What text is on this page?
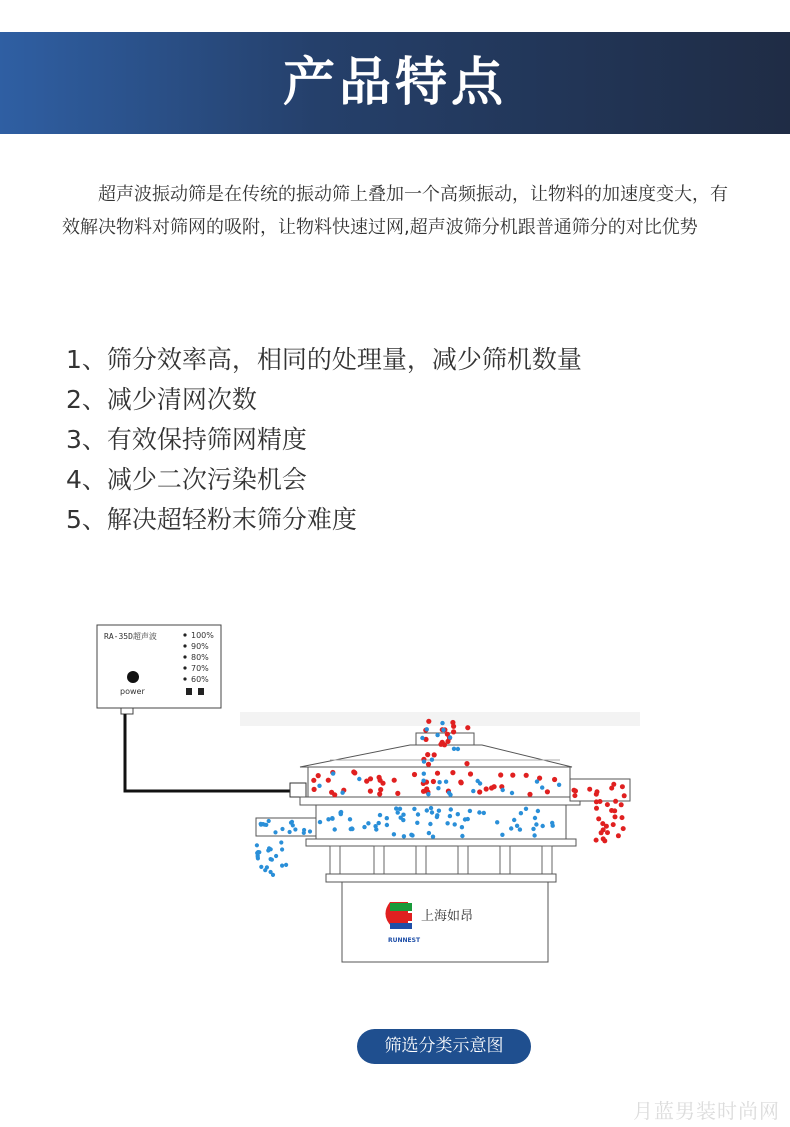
产品特点
超声波振动筛是在传统的振动筛上叠加一个高频振动，让物料的加速度变大，有效解决物料对筛网的吸附，让物料快速过网,超声波筛分机跟普通筛分的对比优势
1、筛分效率高，相同的处理量，减少筛机数量
2、减少清网次数
3、有效保持筛网精度
4、减少二次污染机会
5、解决超轻粉末筛分难度
RA-35D超声波	100%
90%
80%
70%
60%
power
RUNNEST
上海如昂
筛选分类示意图
月蓝男装时尚网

◆ ◆ ◆ ◆

Problem statement: Restate the records above in full, word for word. Keep pictures out.

Worked answer:
What text is on this page?
产品特点
超声波振动筛是在传统的振动筛上叠加一个高频振动，让物料的加速度变大，有效解决物料对筛网的吸附，让物料快速过网,超声波筛分机跟普通筛分的对比优势
1、筛分效率高，相同的处理量，减少筛机数量
2、减少清网次数
3、有效保持筛网精度
4、减少二次污染机会
5、解决超轻粉末筛分难度
RA-35D超声波	100%
90%
80%
70%
60%
power
RUNNEST
上海如昂
筛选分类示意图
月蓝男装时尚网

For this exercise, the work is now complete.